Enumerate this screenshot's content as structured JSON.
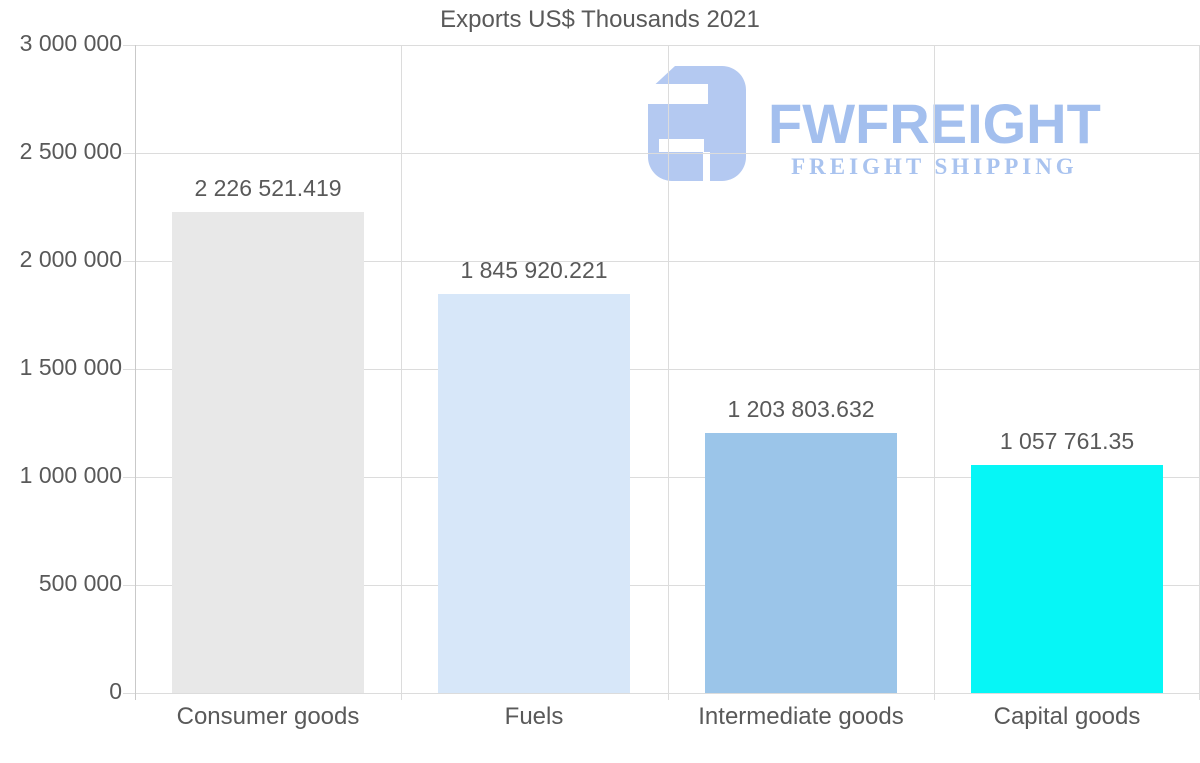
{
  "title": "Exports US$ Thousands 2021",
  "watermark": {
    "brand": "FWFREIGHT",
    "tagline": "FREIGHT SHIPPING",
    "brand_color": "#a3bfee",
    "tagline_color": "#a9c3ef",
    "icon_color": "#b4c9f1"
  },
  "chart_data": {
    "type": "bar",
    "title": "Exports US$ Thousands 2021",
    "categories": [
      "Consumer goods",
      "Fuels",
      "Intermediate goods",
      "Capital goods"
    ],
    "values": [
      2226521.419,
      1845920.221,
      1203803.632,
      1057761.35
    ],
    "value_labels": [
      "2 226 521.419",
      "1 845 920.221",
      "1 203 803.632",
      "1 057 761.35"
    ],
    "bar_colors": [
      "#e8e8e8",
      "#d7e7f9",
      "#9bc5e9",
      "#06f6f6"
    ],
    "xlabel": "",
    "ylabel": "",
    "ylim": [
      0,
      3000000
    ],
    "ytick_step": 500000,
    "ytick_labels": [
      "0",
      "500 000",
      "1 000 000",
      "1 500 000",
      "2 000 000",
      "2 500 000",
      "3 000 000"
    ],
    "grid": true,
    "legend_position": "none",
    "text_color": "#595959",
    "grid_color": "#dcdcdc"
  }
}
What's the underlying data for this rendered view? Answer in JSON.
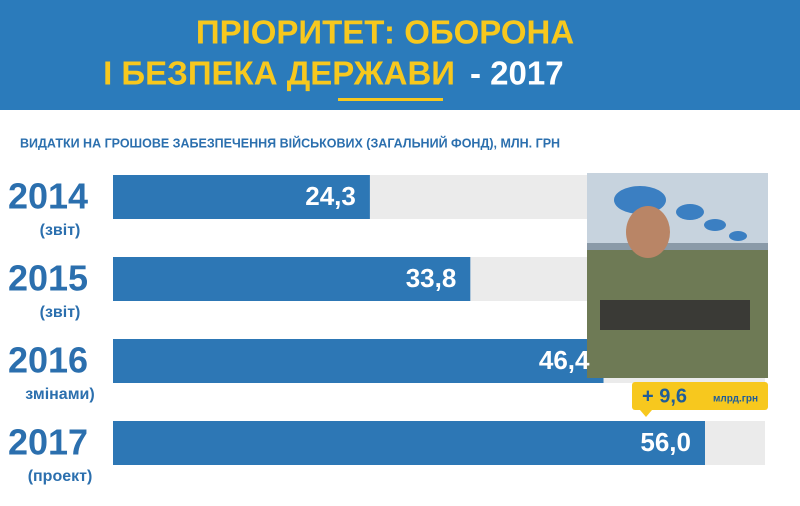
{
  "chart_data": {
    "type": "bar",
    "title": [
      "ПРІОРИТЕТ: ОБОРОНА",
      "І БЕЗПЕКА ДЕРЖАВИ"
    ],
    "title_suffix": "- 2017",
    "subtitle": "ВИДАТКИ НА ГРОШОВЕ ЗАБЕЗПЕЧЕННЯ ВІЙСЬКОВИХ (ЗАГАЛЬНИЙ ФОНД), МЛН. ГРН",
    "categories": [
      "2014",
      "2015",
      "2016",
      "2017"
    ],
    "category_notes": [
      "(звіт)",
      "(звіт)",
      "змінами)",
      "(проект)"
    ],
    "values": [
      24.3,
      33.8,
      46.4,
      56.0
    ],
    "value_labels": [
      "24,3",
      "33,8",
      "46,4",
      "56,0"
    ],
    "color": "#2d77b5",
    "annotation": {
      "text": "+ 9,6",
      "unit": "млрд.грн"
    }
  }
}
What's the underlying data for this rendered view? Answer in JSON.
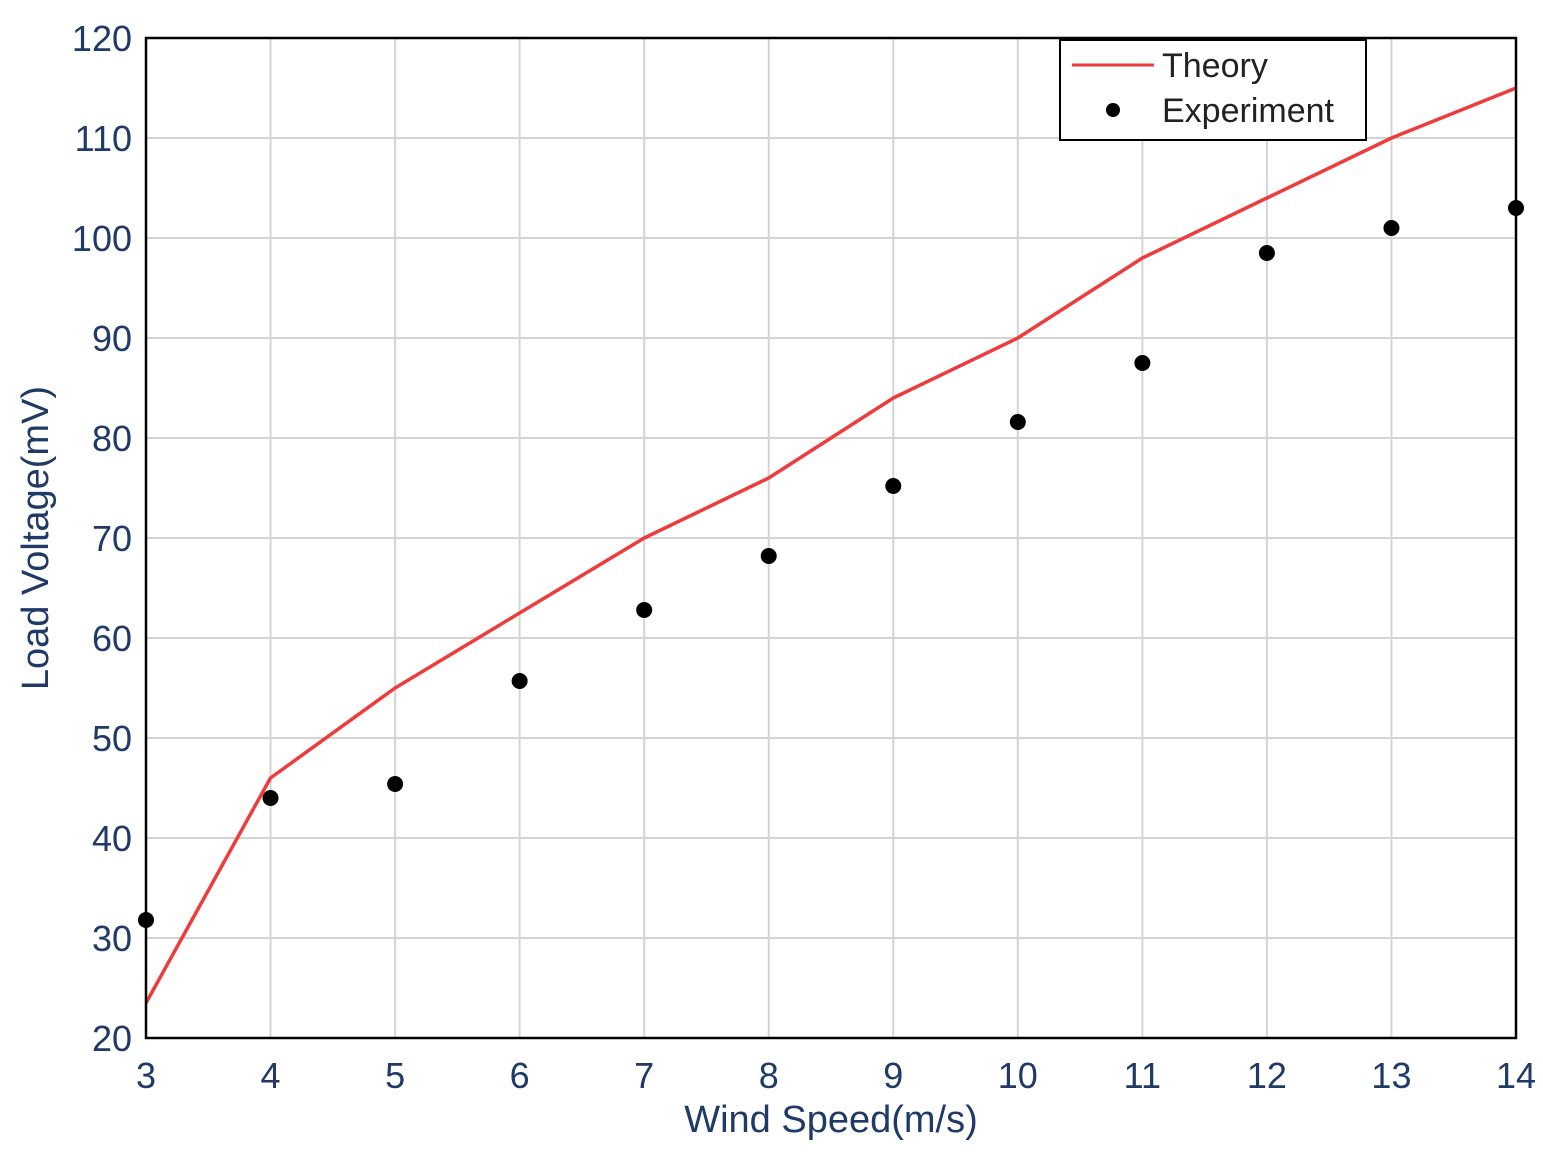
{
  "chart_data": {
    "type": "line",
    "title": "",
    "xlabel": "Wind Speed(m/s)",
    "ylabel": "Load Voltage(mV)",
    "xlim": [
      3,
      14
    ],
    "ylim": [
      20,
      120
    ],
    "xticks": [
      3,
      4,
      5,
      6,
      7,
      8,
      9,
      10,
      11,
      12,
      13,
      14
    ],
    "yticks": [
      20,
      30,
      40,
      50,
      60,
      70,
      80,
      90,
      100,
      110,
      120
    ],
    "grid": true,
    "legend_position": "top-right",
    "series": [
      {
        "name": "Theory",
        "style": "line",
        "color": "#ef3b3b",
        "x": [
          3,
          4,
          5,
          6,
          7,
          8,
          9,
          10,
          11,
          12,
          13,
          14
        ],
        "y": [
          23.5,
          46,
          55,
          62.5,
          70,
          76,
          84,
          90,
          98,
          104,
          110,
          115
        ]
      },
      {
        "name": "Experiment",
        "style": "marker",
        "color": "#000000",
        "x": [
          3,
          4,
          5,
          6,
          7,
          8,
          9,
          10,
          11,
          12,
          13,
          14
        ],
        "y": [
          31.8,
          44,
          45.4,
          55.7,
          62.8,
          68.2,
          75.2,
          81.6,
          87.5,
          98.5,
          101,
          103
        ]
      }
    ]
  }
}
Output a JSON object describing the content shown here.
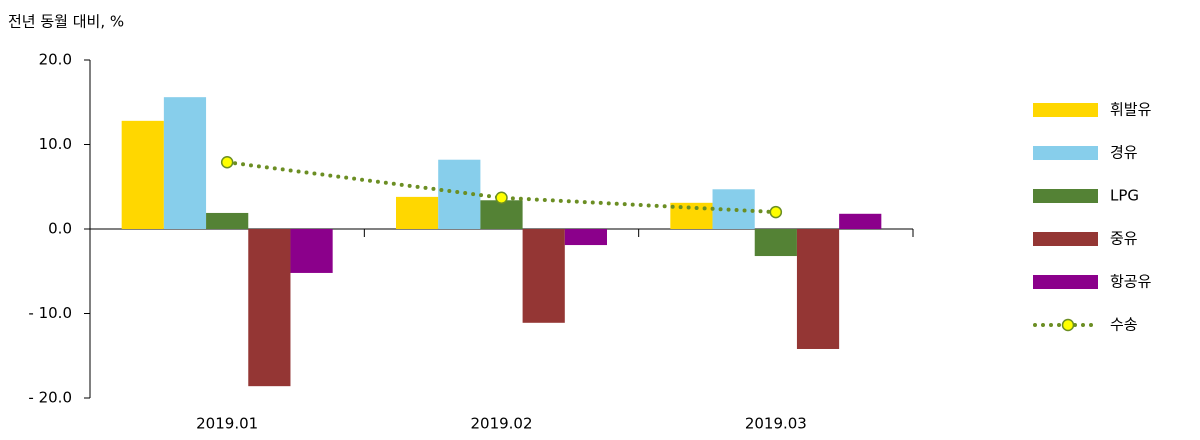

__EXERCISE PROMPT__
Print every entry exactly as written, without the pictures.

__EXERCISE OUTPUT__
Enumerate this screenshot's content as structured JSON.
{
  "title": "Exports US$ Thousands 2021",
  "watermark": {
    "brand": "FWFREIGHT",
    "tagline": "FREIGHT SHIPPING",
    "brand_color": "#a3bfee",
    "tagline_color": "#a9c3ef",
    "icon_color": "#b4c9f1"
  },
  "chart_data": {
    "type": "bar",
    "title": "Exports US$ Thousands 2021",
    "categories": [
      "Consumer goods",
      "Fuels",
      "Intermediate goods",
      "Capital goods"
    ],
    "values": [
      2226521.419,
      1845920.221,
      1203803.632,
      1057761.35
    ],
    "value_labels": [
      "2 226 521.419",
      "1 845 920.221",
      "1 203 803.632",
      "1 057 761.35"
    ],
    "bar_colors": [
      "#e8e8e8",
      "#d7e7f9",
      "#9bc5e9",
      "#06f6f6"
    ],
    "xlabel": "",
    "ylabel": "",
    "ylim": [
      0,
      3000000
    ],
    "ytick_step": 500000,
    "ytick_labels": [
      "0",
      "500 000",
      "1 000 000",
      "1 500 000",
      "2 000 000",
      "2 500 000",
      "3 000 000"
    ],
    "grid": true,
    "legend_position": "none",
    "text_color": "#595959",
    "grid_color": "#dcdcdc"
  }
}
What's the underlying data for this rendered view? Answer in JSON.
{
  "chart_data": {
    "type": "bar",
    "title": [
      "ПРІОРИТЕТ: ОБОРОНА",
      "І БЕЗПЕКА ДЕРЖАВИ"
    ],
    "title_suffix": "- 2017",
    "subtitle": "ВИДАТКИ НА ГРОШОВЕ ЗАБЕЗПЕЧЕННЯ ВІЙСЬКОВИХ (ЗАГАЛЬНИЙ ФОНД), МЛН. ГРН",
    "categories": [
      "2014",
      "2015",
      "2016",
      "2017"
    ],
    "category_notes": [
      "(звіт)",
      "(звіт)",
      "змінами)",
      "(проект)"
    ],
    "values": [
      24.3,
      33.8,
      46.4,
      56.0
    ],
    "value_labels": [
      "24,3",
      "33,8",
      "46,4",
      "56,0"
    ],
    "color": "#2d77b5",
    "annotation": {
      "text": "+ 9,6",
      "unit": "млрд.грн"
    }
  }
}
What's the underlying data for this rendered view? Answer in JSON.
{
  "chart_data": {
    "type": "line",
    "title": "",
    "xlabel": "Wind Speed(m/s)",
    "ylabel": "Load Voltage(mV)",
    "xlim": [
      3,
      14
    ],
    "ylim": [
      20,
      120
    ],
    "xticks": [
      3,
      4,
      5,
      6,
      7,
      8,
      9,
      10,
      11,
      12,
      13,
      14
    ],
    "yticks": [
      20,
      30,
      40,
      50,
      60,
      70,
      80,
      90,
      100,
      110,
      120
    ],
    "grid": true,
    "legend_position": "top-right",
    "series": [
      {
        "name": "Theory",
        "style": "line",
        "color": "#ef3b3b",
        "x": [
          3,
          4,
          5,
          6,
          7,
          8,
          9,
          10,
          11,
          12,
          13,
          14
        ],
        "y": [
          23.5,
          46,
          55,
          62.5,
          70,
          76,
          84,
          90,
          98,
          104,
          110,
          115
        ]
      },
      {
        "name": "Experiment",
        "style": "marker",
        "color": "#000000",
        "x": [
          3,
          4,
          5,
          6,
          7,
          8,
          9,
          10,
          11,
          12,
          13,
          14
        ],
        "y": [
          31.8,
          44,
          45.4,
          55.7,
          62.8,
          68.2,
          75.2,
          81.6,
          87.5,
          98.5,
          101,
          103
        ]
      }
    ]
  }
}
Output a JSON object describing the content shown here.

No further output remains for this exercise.